### Written exercise
The entries below should be given again exactly, minus their pictures.

Dataset items

»»

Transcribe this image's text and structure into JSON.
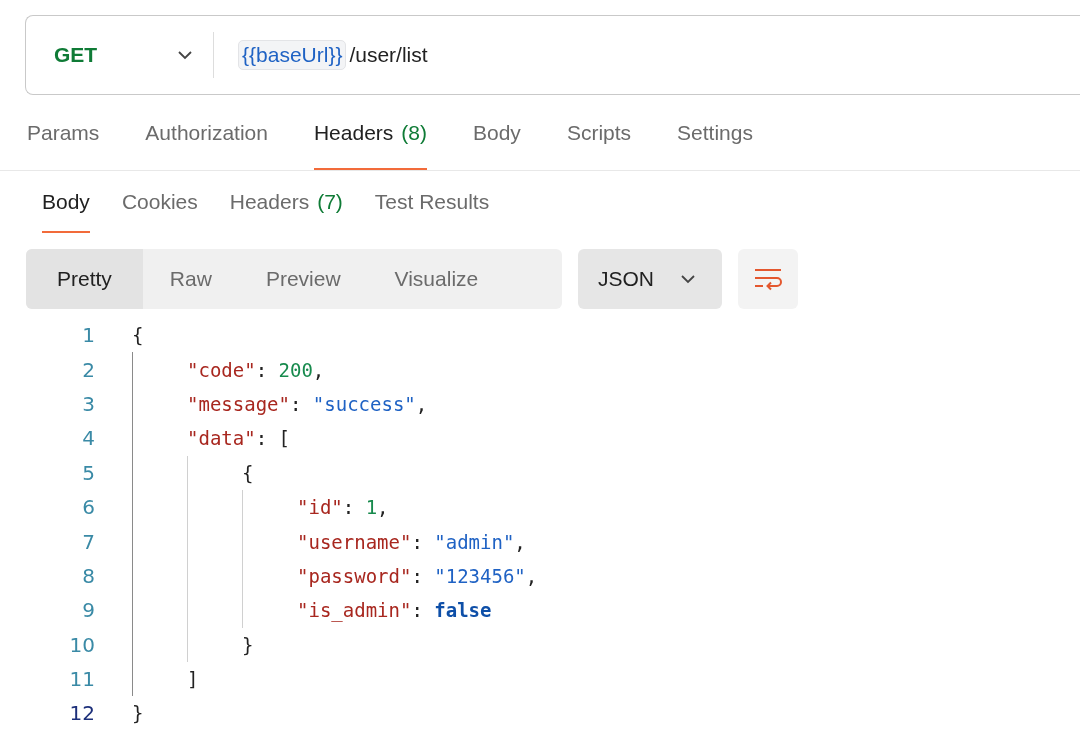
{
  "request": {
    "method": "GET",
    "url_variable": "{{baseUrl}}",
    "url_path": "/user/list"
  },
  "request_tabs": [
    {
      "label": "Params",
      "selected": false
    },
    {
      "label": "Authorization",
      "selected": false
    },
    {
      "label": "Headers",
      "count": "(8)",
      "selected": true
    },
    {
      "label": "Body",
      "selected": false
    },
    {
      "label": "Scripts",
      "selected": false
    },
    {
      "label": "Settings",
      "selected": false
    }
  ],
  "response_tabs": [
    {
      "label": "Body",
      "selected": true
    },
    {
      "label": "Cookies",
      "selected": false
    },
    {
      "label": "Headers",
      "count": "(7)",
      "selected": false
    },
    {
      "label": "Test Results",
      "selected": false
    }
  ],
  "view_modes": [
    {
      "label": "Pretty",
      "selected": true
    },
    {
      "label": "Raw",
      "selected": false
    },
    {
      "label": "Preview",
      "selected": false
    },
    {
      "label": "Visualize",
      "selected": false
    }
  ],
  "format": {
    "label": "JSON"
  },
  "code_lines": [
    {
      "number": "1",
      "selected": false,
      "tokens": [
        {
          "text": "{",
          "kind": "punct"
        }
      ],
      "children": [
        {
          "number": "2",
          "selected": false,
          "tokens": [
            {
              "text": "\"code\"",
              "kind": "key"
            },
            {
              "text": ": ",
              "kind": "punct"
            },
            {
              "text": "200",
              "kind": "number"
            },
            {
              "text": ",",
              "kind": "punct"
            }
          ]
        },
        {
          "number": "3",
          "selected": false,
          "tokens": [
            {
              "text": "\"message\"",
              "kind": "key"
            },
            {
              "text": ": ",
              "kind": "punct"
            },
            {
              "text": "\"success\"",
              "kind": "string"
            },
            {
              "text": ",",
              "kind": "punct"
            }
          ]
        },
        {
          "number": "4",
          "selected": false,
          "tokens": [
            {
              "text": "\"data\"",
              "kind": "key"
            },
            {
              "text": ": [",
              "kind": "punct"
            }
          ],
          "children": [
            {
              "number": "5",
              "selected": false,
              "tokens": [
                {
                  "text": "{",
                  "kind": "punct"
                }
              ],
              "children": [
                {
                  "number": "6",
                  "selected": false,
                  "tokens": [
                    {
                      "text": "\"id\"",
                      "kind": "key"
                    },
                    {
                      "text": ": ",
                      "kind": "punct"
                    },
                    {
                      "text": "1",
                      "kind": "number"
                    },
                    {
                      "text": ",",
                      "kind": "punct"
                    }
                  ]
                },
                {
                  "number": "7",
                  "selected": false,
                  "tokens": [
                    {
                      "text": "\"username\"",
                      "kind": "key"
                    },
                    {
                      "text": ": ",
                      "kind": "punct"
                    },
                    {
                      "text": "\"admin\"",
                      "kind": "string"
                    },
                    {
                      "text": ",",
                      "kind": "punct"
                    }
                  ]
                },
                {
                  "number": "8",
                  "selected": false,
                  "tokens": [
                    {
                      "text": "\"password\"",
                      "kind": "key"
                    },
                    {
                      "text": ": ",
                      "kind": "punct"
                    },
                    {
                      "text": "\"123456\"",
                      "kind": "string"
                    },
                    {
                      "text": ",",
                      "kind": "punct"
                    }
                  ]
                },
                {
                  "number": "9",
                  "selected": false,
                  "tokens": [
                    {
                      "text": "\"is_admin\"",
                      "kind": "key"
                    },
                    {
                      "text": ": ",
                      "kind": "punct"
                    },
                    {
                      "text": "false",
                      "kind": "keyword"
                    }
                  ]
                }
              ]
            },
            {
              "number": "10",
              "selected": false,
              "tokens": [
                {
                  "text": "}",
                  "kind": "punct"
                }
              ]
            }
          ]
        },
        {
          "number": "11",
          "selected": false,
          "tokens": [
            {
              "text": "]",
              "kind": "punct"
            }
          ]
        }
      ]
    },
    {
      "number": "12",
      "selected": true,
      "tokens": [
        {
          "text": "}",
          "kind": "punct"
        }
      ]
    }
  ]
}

««

### Solved problem
Transcribe this image's text and structure into JSON.
{
  "request": {
    "method": "GET",
    "url_variable": "{{baseUrl}}",
    "url_path": "/user/list"
  },
  "request_tabs": [
    {
      "label": "Params",
      "selected": false
    },
    {
      "label": "Authorization",
      "selected": false
    },
    {
      "label": "Headers",
      "count": "(8)",
      "selected": true
    },
    {
      "label": "Body",
      "selected": false
    },
    {
      "label": "Scripts",
      "selected": false
    },
    {
      "label": "Settings",
      "selected": false
    }
  ],
  "response_tabs": [
    {
      "label": "Body",
      "selected": true
    },
    {
      "label": "Cookies",
      "selected": false
    },
    {
      "label": "Headers",
      "count": "(7)",
      "selected": false
    },
    {
      "label": "Test Results",
      "selected": false
    }
  ],
  "view_modes": [
    {
      "label": "Pretty",
      "selected": true
    },
    {
      "label": "Raw",
      "selected": false
    },
    {
      "label": "Preview",
      "selected": false
    },
    {
      "label": "Visualize",
      "selected": false
    }
  ],
  "format": {
    "label": "JSON"
  },
  "code_lines": [
    {
      "number": "1",
      "selected": false,
      "tokens": [
        {
          "text": "{",
          "kind": "punct"
        }
      ],
      "children": [
        {
          "number": "2",
          "selected": false,
          "tokens": [
            {
              "text": "\"code\"",
              "kind": "key"
            },
            {
              "text": ": ",
              "kind": "punct"
            },
            {
              "text": "200",
              "kind": "number"
            },
            {
              "text": ",",
              "kind": "punct"
            }
          ]
        },
        {
          "number": "3",
          "selected": false,
          "tokens": [
            {
              "text": "\"message\"",
              "kind": "key"
            },
            {
              "text": ": ",
              "kind": "punct"
            },
            {
              "text": "\"success\"",
              "kind": "string"
            },
            {
              "text": ",",
              "kind": "punct"
            }
          ]
        },
        {
          "number": "4",
          "selected": false,
          "tokens": [
            {
              "text": "\"data\"",
              "kind": "key"
            },
            {
              "text": ": [",
              "kind": "punct"
            }
          ],
          "children": [
            {
              "number": "5",
              "selected": false,
              "tokens": [
                {
                  "text": "{",
                  "kind": "punct"
                }
              ],
              "children": [
                {
                  "number": "6",
                  "selected": false,
                  "tokens": [
                    {
                      "text": "\"id\"",
                      "kind": "key"
                    },
                    {
                      "text": ": ",
                      "kind": "punct"
                    },
                    {
                      "text": "1",
                      "kind": "number"
                    },
                    {
                      "text": ",",
                      "kind": "punct"
                    }
                  ]
                },
                {
                  "number": "7",
                  "selected": false,
                  "tokens": [
                    {
                      "text": "\"username\"",
                      "kind": "key"
                    },
                    {
                      "text": ": ",
                      "kind": "punct"
                    },
                    {
                      "text": "\"admin\"",
                      "kind": "string"
                    },
                    {
                      "text": ",",
                      "kind": "punct"
                    }
                  ]
                },
                {
                  "number": "8",
                  "selected": false,
                  "tokens": [
                    {
                      "text": "\"password\"",
                      "kind": "key"
                    },
                    {
                      "text": ": ",
                      "kind": "punct"
                    },
                    {
                      "text": "\"123456\"",
                      "kind": "string"
                    },
                    {
                      "text": ",",
                      "kind": "punct"
                    }
                  ]
                },
                {
                  "number": "9",
                  "selected": false,
                  "tokens": [
                    {
                      "text": "\"is_admin\"",
                      "kind": "key"
                    },
                    {
                      "text": ": ",
                      "kind": "punct"
                    },
                    {
                      "text": "false",
                      "kind": "keyword"
                    }
                  ]
                }
              ]
            },
            {
              "number": "10",
              "selected": false,
              "tokens": [
                {
                  "text": "}",
                  "kind": "punct"
                }
              ]
            }
          ]
        },
        {
          "number": "11",
          "selected": false,
          "tokens": [
            {
              "text": "]",
              "kind": "punct"
            }
          ]
        }
      ]
    },
    {
      "number": "12",
      "selected": true,
      "tokens": [
        {
          "text": "}",
          "kind": "punct"
        }
      ]
    }
  ]
}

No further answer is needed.